**The task**
The listing below is to be output in its exact form.

******

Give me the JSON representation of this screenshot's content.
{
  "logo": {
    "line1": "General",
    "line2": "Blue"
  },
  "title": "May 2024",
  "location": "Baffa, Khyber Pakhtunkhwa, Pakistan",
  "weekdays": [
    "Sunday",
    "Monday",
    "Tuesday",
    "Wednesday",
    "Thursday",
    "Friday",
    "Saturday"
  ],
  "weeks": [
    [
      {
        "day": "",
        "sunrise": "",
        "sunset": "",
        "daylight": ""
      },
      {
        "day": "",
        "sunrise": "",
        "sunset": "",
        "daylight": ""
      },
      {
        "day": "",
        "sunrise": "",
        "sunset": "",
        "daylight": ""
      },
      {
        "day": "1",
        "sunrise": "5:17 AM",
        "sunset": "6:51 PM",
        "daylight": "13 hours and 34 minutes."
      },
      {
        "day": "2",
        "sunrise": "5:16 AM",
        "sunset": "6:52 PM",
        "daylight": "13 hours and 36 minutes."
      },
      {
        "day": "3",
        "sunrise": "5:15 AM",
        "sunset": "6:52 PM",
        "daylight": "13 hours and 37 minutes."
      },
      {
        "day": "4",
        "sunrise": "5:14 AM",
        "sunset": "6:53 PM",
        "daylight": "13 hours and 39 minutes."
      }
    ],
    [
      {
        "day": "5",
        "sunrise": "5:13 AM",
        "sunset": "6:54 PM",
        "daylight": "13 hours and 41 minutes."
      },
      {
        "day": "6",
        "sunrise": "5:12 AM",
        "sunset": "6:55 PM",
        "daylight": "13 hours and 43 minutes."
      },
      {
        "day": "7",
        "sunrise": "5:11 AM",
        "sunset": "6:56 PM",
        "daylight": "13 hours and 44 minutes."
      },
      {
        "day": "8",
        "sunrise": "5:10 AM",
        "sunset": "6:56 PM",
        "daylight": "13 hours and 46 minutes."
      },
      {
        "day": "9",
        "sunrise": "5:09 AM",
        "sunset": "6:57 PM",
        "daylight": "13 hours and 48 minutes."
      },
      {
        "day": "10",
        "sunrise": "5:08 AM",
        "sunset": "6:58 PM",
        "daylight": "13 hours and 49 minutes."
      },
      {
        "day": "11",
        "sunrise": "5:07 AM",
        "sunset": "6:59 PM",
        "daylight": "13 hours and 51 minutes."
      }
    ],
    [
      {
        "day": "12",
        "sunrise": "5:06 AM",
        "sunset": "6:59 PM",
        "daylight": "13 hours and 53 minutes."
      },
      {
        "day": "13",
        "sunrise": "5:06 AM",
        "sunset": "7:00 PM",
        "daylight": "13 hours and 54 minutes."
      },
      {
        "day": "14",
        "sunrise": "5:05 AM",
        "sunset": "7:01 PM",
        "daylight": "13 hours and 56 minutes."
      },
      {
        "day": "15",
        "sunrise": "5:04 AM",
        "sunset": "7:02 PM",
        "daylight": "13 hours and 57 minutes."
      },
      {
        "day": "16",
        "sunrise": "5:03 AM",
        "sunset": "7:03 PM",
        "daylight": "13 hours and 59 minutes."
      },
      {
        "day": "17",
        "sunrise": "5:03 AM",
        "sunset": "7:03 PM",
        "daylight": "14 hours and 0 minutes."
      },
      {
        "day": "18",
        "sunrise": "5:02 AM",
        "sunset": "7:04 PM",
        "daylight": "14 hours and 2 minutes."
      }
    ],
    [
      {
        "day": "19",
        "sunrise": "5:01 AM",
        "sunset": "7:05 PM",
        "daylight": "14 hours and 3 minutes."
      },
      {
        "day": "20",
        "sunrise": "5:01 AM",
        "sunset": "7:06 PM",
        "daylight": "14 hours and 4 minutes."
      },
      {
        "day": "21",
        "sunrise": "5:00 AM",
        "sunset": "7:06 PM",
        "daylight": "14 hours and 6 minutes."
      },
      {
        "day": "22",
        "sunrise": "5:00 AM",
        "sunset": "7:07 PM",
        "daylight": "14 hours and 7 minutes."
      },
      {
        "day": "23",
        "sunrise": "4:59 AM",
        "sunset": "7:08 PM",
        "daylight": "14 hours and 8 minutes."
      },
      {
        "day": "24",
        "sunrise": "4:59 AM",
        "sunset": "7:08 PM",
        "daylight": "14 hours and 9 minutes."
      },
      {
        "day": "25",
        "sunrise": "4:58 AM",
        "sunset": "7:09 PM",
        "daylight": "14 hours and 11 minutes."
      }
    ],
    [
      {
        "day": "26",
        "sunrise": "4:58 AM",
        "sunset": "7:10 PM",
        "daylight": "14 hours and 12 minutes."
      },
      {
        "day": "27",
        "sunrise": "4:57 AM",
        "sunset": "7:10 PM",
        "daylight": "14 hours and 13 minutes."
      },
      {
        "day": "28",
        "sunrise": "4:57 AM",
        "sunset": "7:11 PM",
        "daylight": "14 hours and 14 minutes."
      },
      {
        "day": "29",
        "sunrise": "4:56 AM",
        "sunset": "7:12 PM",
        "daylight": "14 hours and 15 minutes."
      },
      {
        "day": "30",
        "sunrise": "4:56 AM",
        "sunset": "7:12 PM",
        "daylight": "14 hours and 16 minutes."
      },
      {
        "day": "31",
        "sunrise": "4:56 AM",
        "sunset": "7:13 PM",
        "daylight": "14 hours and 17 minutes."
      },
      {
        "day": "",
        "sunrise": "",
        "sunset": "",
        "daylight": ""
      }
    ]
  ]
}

******

**Written answer**
Give me the JSON representation of this screenshot's content.
{
  "logo": {
    "line1": "General",
    "line2": "Blue"
  },
  "title": "May 2024",
  "location": "Baffa, Khyber Pakhtunkhwa, Pakistan",
  "weekdays": [
    "Sunday",
    "Monday",
    "Tuesday",
    "Wednesday",
    "Thursday",
    "Friday",
    "Saturday"
  ],
  "weeks": [
    [
      {
        "day": "",
        "sunrise": "",
        "sunset": "",
        "daylight": ""
      },
      {
        "day": "",
        "sunrise": "",
        "sunset": "",
        "daylight": ""
      },
      {
        "day": "",
        "sunrise": "",
        "sunset": "",
        "daylight": ""
      },
      {
        "day": "1",
        "sunrise": "5:17 AM",
        "sunset": "6:51 PM",
        "daylight": "13 hours and 34 minutes."
      },
      {
        "day": "2",
        "sunrise": "5:16 AM",
        "sunset": "6:52 PM",
        "daylight": "13 hours and 36 minutes."
      },
      {
        "day": "3",
        "sunrise": "5:15 AM",
        "sunset": "6:52 PM",
        "daylight": "13 hours and 37 minutes."
      },
      {
        "day": "4",
        "sunrise": "5:14 AM",
        "sunset": "6:53 PM",
        "daylight": "13 hours and 39 minutes."
      }
    ],
    [
      {
        "day": "5",
        "sunrise": "5:13 AM",
        "sunset": "6:54 PM",
        "daylight": "13 hours and 41 minutes."
      },
      {
        "day": "6",
        "sunrise": "5:12 AM",
        "sunset": "6:55 PM",
        "daylight": "13 hours and 43 minutes."
      },
      {
        "day": "7",
        "sunrise": "5:11 AM",
        "sunset": "6:56 PM",
        "daylight": "13 hours and 44 minutes."
      },
      {
        "day": "8",
        "sunrise": "5:10 AM",
        "sunset": "6:56 PM",
        "daylight": "13 hours and 46 minutes."
      },
      {
        "day": "9",
        "sunrise": "5:09 AM",
        "sunset": "6:57 PM",
        "daylight": "13 hours and 48 minutes."
      },
      {
        "day": "10",
        "sunrise": "5:08 AM",
        "sunset": "6:58 PM",
        "daylight": "13 hours and 49 minutes."
      },
      {
        "day": "11",
        "sunrise": "5:07 AM",
        "sunset": "6:59 PM",
        "daylight": "13 hours and 51 minutes."
      }
    ],
    [
      {
        "day": "12",
        "sunrise": "5:06 AM",
        "sunset": "6:59 PM",
        "daylight": "13 hours and 53 minutes."
      },
      {
        "day": "13",
        "sunrise": "5:06 AM",
        "sunset": "7:00 PM",
        "daylight": "13 hours and 54 minutes."
      },
      {
        "day": "14",
        "sunrise": "5:05 AM",
        "sunset": "7:01 PM",
        "daylight": "13 hours and 56 minutes."
      },
      {
        "day": "15",
        "sunrise": "5:04 AM",
        "sunset": "7:02 PM",
        "daylight": "13 hours and 57 minutes."
      },
      {
        "day": "16",
        "sunrise": "5:03 AM",
        "sunset": "7:03 PM",
        "daylight": "13 hours and 59 minutes."
      },
      {
        "day": "17",
        "sunrise": "5:03 AM",
        "sunset": "7:03 PM",
        "daylight": "14 hours and 0 minutes."
      },
      {
        "day": "18",
        "sunrise": "5:02 AM",
        "sunset": "7:04 PM",
        "daylight": "14 hours and 2 minutes."
      }
    ],
    [
      {
        "day": "19",
        "sunrise": "5:01 AM",
        "sunset": "7:05 PM",
        "daylight": "14 hours and 3 minutes."
      },
      {
        "day": "20",
        "sunrise": "5:01 AM",
        "sunset": "7:06 PM",
        "daylight": "14 hours and 4 minutes."
      },
      {
        "day": "21",
        "sunrise": "5:00 AM",
        "sunset": "7:06 PM",
        "daylight": "14 hours and 6 minutes."
      },
      {
        "day": "22",
        "sunrise": "5:00 AM",
        "sunset": "7:07 PM",
        "daylight": "14 hours and 7 minutes."
      },
      {
        "day": "23",
        "sunrise": "4:59 AM",
        "sunset": "7:08 PM",
        "daylight": "14 hours and 8 minutes."
      },
      {
        "day": "24",
        "sunrise": "4:59 AM",
        "sunset": "7:08 PM",
        "daylight": "14 hours and 9 minutes."
      },
      {
        "day": "25",
        "sunrise": "4:58 AM",
        "sunset": "7:09 PM",
        "daylight": "14 hours and 11 minutes."
      }
    ],
    [
      {
        "day": "26",
        "sunrise": "4:58 AM",
        "sunset": "7:10 PM",
        "daylight": "14 hours and 12 minutes."
      },
      {
        "day": "27",
        "sunrise": "4:57 AM",
        "sunset": "7:10 PM",
        "daylight": "14 hours and 13 minutes."
      },
      {
        "day": "28",
        "sunrise": "4:57 AM",
        "sunset": "7:11 PM",
        "daylight": "14 hours and 14 minutes."
      },
      {
        "day": "29",
        "sunrise": "4:56 AM",
        "sunset": "7:12 PM",
        "daylight": "14 hours and 15 minutes."
      },
      {
        "day": "30",
        "sunrise": "4:56 AM",
        "sunset": "7:12 PM",
        "daylight": "14 hours and 16 minutes."
      },
      {
        "day": "31",
        "sunrise": "4:56 AM",
        "sunset": "7:13 PM",
        "daylight": "14 hours and 17 minutes."
      },
      {
        "day": "",
        "sunrise": "",
        "sunset": "",
        "daylight": ""
      }
    ]
  ]
}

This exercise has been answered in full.